[Data extracted from a collection]
# # # # #

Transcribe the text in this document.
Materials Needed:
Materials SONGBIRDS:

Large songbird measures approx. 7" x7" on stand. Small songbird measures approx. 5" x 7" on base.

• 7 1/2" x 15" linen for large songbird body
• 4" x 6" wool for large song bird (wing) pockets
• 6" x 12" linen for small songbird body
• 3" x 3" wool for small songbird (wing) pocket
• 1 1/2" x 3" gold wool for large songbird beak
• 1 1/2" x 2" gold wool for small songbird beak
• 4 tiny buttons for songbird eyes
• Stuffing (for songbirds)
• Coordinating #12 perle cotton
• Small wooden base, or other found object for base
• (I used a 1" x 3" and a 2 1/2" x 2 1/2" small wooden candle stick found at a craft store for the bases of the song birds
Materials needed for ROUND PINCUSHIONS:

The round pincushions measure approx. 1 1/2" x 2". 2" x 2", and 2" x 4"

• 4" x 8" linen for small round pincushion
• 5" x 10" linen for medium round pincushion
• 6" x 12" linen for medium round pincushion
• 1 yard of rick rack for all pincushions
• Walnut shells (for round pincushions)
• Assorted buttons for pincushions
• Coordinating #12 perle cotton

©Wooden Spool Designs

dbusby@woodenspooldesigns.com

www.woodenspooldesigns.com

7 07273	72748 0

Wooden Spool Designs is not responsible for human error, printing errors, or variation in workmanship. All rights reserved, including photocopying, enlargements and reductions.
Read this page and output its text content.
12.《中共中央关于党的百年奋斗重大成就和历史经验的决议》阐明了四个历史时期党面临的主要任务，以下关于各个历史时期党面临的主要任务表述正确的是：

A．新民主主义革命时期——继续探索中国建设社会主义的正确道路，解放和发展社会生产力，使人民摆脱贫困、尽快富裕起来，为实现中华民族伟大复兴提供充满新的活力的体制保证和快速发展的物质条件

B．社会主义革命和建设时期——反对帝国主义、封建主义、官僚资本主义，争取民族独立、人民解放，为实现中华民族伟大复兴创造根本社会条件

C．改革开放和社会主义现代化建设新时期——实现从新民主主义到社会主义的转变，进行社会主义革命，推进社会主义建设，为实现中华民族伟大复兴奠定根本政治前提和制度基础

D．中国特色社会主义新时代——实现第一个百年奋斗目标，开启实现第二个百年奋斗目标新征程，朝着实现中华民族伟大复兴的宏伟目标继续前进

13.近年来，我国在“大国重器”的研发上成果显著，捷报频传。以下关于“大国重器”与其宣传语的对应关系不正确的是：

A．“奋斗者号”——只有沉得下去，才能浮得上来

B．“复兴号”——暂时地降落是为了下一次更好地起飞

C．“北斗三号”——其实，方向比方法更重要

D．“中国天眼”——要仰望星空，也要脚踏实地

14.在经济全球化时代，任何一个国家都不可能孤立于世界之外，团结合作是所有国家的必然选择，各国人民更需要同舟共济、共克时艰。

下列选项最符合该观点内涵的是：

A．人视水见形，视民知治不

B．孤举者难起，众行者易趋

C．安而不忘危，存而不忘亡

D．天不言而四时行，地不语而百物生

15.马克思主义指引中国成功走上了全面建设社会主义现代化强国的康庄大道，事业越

# # # # #

* **Description of the task**
Pull every line containing "this" from the data.

* **Written response**
Transcribe the text in this document.
Read this page and output its text content.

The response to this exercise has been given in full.